• **WRITTEN REQUEST**: Copy the data exactly as it appears, and do not include any pictures.

**** DATA SUPPLIED

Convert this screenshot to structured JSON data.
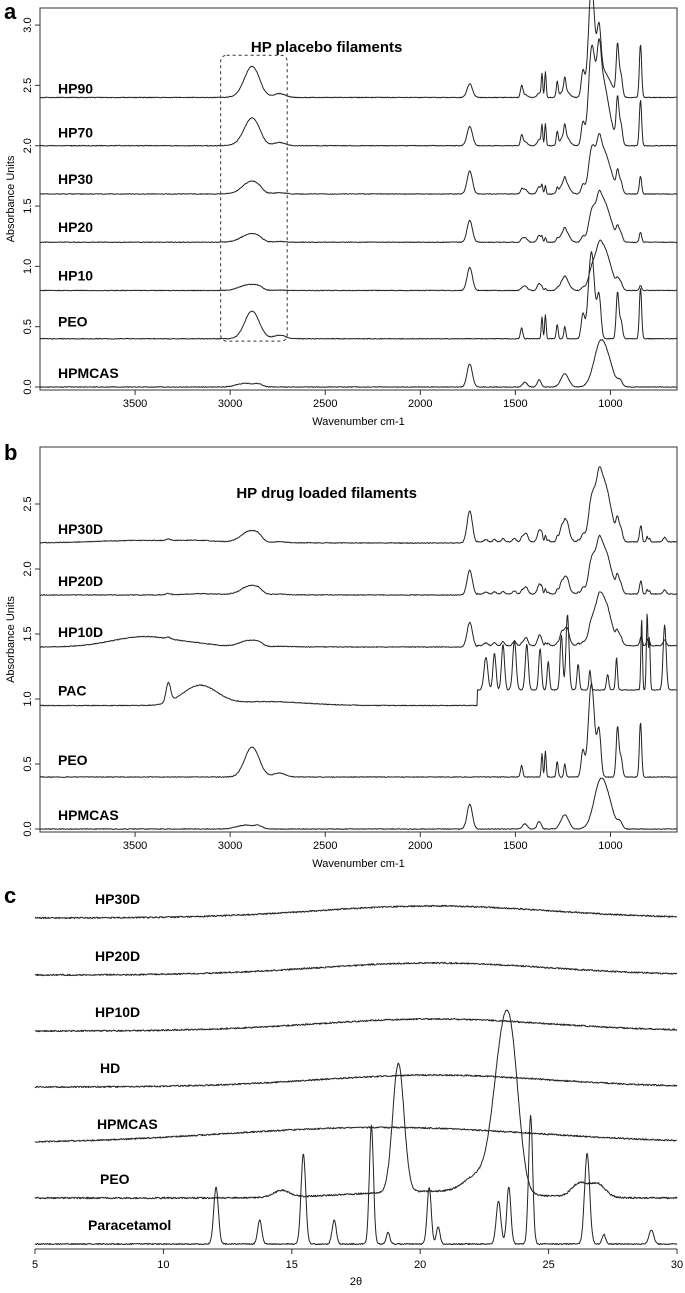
{
  "chart_data": [
    {
      "panel": "a",
      "type": "line",
      "title": "HP placebo filaments",
      "xlabel": "Wavenumber cm-1",
      "ylabel": "Absorbance Units",
      "xlim": [
        4000,
        650
      ],
      "ylim": [
        0,
        3.1
      ],
      "x_reversed": true,
      "xticks": [
        "3500",
        "3000",
        "2500",
        "2000",
        "1500",
        "1000"
      ],
      "xtick_values": [
        3500,
        3000,
        2500,
        2000,
        1500,
        1000
      ],
      "yticks": [
        "0.0",
        "0.5",
        "1.0",
        "1.5",
        "2.0",
        "2.5",
        "3.0"
      ],
      "ytick_values": [
        0,
        0.5,
        1.0,
        1.5,
        2.0,
        2.5,
        3.0
      ],
      "highlight_box": {
        "x_range": [
          3050,
          2700
        ],
        "y_range": [
          0.38,
          2.75
        ]
      },
      "series": [
        {
          "name": "HP90",
          "baseline": 2.4,
          "profile": "hp90"
        },
        {
          "name": "HP70",
          "baseline": 2.0,
          "profile": "hp70"
        },
        {
          "name": "HP30",
          "baseline": 1.6,
          "profile": "hp30"
        },
        {
          "name": "HP20",
          "baseline": 1.2,
          "profile": "hp20"
        },
        {
          "name": "HP10",
          "baseline": 0.8,
          "profile": "hp10"
        },
        {
          "name": "PEO",
          "baseline": 0.4,
          "profile": "peo"
        },
        {
          "name": "HPMCAS",
          "baseline": 0.0,
          "profile": "hpmcas"
        }
      ]
    },
    {
      "panel": "b",
      "type": "line",
      "title": "HP drug loaded filaments",
      "xlabel": "Wavenumber cm-1",
      "ylabel": "Absorbance Units",
      "xlim": [
        4000,
        650
      ],
      "ylim": [
        0,
        2.9
      ],
      "x_reversed": true,
      "xticks": [
        "3500",
        "3000",
        "2500",
        "2000",
        "1500",
        "1000"
      ],
      "xtick_values": [
        3500,
        3000,
        2500,
        2000,
        1500,
        1000
      ],
      "yticks": [
        "0.0",
        "0.5",
        "1.0",
        "1.5",
        "2.0",
        "2.5"
      ],
      "ytick_values": [
        0,
        0.5,
        1.0,
        1.5,
        2.0,
        2.5
      ],
      "series": [
        {
          "name": "HP30D",
          "baseline": 2.2,
          "profile": "hp30d"
        },
        {
          "name": "HP20D",
          "baseline": 1.8,
          "profile": "hp20d"
        },
        {
          "name": "HP10D",
          "baseline": 1.4,
          "profile": "hp10d"
        },
        {
          "name": "PAC",
          "baseline": 0.95,
          "profile": "pac"
        },
        {
          "name": "PEO",
          "baseline": 0.4,
          "profile": "peo"
        },
        {
          "name": "HPMCAS",
          "baseline": 0.0,
          "profile": "hpmcas"
        }
      ]
    },
    {
      "panel": "c",
      "type": "line",
      "xlabel": "2θ",
      "xlim": [
        5,
        30
      ],
      "xticks": [
        "5",
        "10",
        "15",
        "20",
        "25",
        "30"
      ],
      "xtick_values": [
        5,
        10,
        15,
        20,
        25,
        30
      ],
      "series": [
        {
          "name": "HP30D",
          "profile": "amorphous"
        },
        {
          "name": "HP20D",
          "profile": "amorphous"
        },
        {
          "name": "HP10D",
          "profile": "amorphous"
        },
        {
          "name": "HD",
          "profile": "amorphous"
        },
        {
          "name": "HPMCAS",
          "profile": "amorphous_broad"
        },
        {
          "name": "PEO",
          "profile": "peo_xrd",
          "peaks_2theta": [
            19.1,
            23.3
          ]
        },
        {
          "name": "Paracetamol",
          "profile": "paracetamol_xrd",
          "peaks_2theta": [
            12.1,
            13.8,
            15.5,
            16.7,
            18.1,
            20.4,
            23.1,
            23.5,
            24.3,
            26.5,
            29.0
          ]
        }
      ]
    }
  ]
}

********

• **RESULT BELOW**:
Convert this screenshot to structured JSON data.
{
  "chart_data": [
    {
      "panel": "a",
      "type": "line",
      "title": "HP placebo filaments",
      "xlabel": "Wavenumber cm-1",
      "ylabel": "Absorbance Units",
      "xlim": [
        4000,
        650
      ],
      "ylim": [
        0,
        3.1
      ],
      "x_reversed": true,
      "xticks": [
        "3500",
        "3000",
        "2500",
        "2000",
        "1500",
        "1000"
      ],
      "xtick_values": [
        3500,
        3000,
        2500,
        2000,
        1500,
        1000
      ],
      "yticks": [
        "0.0",
        "0.5",
        "1.0",
        "1.5",
        "2.0",
        "2.5",
        "3.0"
      ],
      "ytick_values": [
        0,
        0.5,
        1.0,
        1.5,
        2.0,
        2.5,
        3.0
      ],
      "highlight_box": {
        "x_range": [
          3050,
          2700
        ],
        "y_range": [
          0.38,
          2.75
        ]
      },
      "series": [
        {
          "name": "HP90",
          "baseline": 2.4,
          "profile": "hp90"
        },
        {
          "name": "HP70",
          "baseline": 2.0,
          "profile": "hp70"
        },
        {
          "name": "HP30",
          "baseline": 1.6,
          "profile": "hp30"
        },
        {
          "name": "HP20",
          "baseline": 1.2,
          "profile": "hp20"
        },
        {
          "name": "HP10",
          "baseline": 0.8,
          "profile": "hp10"
        },
        {
          "name": "PEO",
          "baseline": 0.4,
          "profile": "peo"
        },
        {
          "name": "HPMCAS",
          "baseline": 0.0,
          "profile": "hpmcas"
        }
      ]
    },
    {
      "panel": "b",
      "type": "line",
      "title": "HP drug loaded filaments",
      "xlabel": "Wavenumber cm-1",
      "ylabel": "Absorbance Units",
      "xlim": [
        4000,
        650
      ],
      "ylim": [
        0,
        2.9
      ],
      "x_reversed": true,
      "xticks": [
        "3500",
        "3000",
        "2500",
        "2000",
        "1500",
        "1000"
      ],
      "xtick_values": [
        3500,
        3000,
        2500,
        2000,
        1500,
        1000
      ],
      "yticks": [
        "0.0",
        "0.5",
        "1.0",
        "1.5",
        "2.0",
        "2.5"
      ],
      "ytick_values": [
        0,
        0.5,
        1.0,
        1.5,
        2.0,
        2.5
      ],
      "series": [
        {
          "name": "HP30D",
          "baseline": 2.2,
          "profile": "hp30d"
        },
        {
          "name": "HP20D",
          "baseline": 1.8,
          "profile": "hp20d"
        },
        {
          "name": "HP10D",
          "baseline": 1.4,
          "profile": "hp10d"
        },
        {
          "name": "PAC",
          "baseline": 0.95,
          "profile": "pac"
        },
        {
          "name": "PEO",
          "baseline": 0.4,
          "profile": "peo"
        },
        {
          "name": "HPMCAS",
          "baseline": 0.0,
          "profile": "hpmcas"
        }
      ]
    },
    {
      "panel": "c",
      "type": "line",
      "xlabel": "2θ",
      "xlim": [
        5,
        30
      ],
      "xticks": [
        "5",
        "10",
        "15",
        "20",
        "25",
        "30"
      ],
      "xtick_values": [
        5,
        10,
        15,
        20,
        25,
        30
      ],
      "series": [
        {
          "name": "HP30D",
          "profile": "amorphous"
        },
        {
          "name": "HP20D",
          "profile": "amorphous"
        },
        {
          "name": "HP10D",
          "profile": "amorphous"
        },
        {
          "name": "HD",
          "profile": "amorphous"
        },
        {
          "name": "HPMCAS",
          "profile": "amorphous_broad"
        },
        {
          "name": "PEO",
          "profile": "peo_xrd",
          "peaks_2theta": [
            19.1,
            23.3
          ]
        },
        {
          "name": "Paracetamol",
          "profile": "paracetamol_xrd",
          "peaks_2theta": [
            12.1,
            13.8,
            15.5,
            16.7,
            18.1,
            20.4,
            23.1,
            23.5,
            24.3,
            26.5,
            29.0
          ]
        }
      ]
    }
  ]
}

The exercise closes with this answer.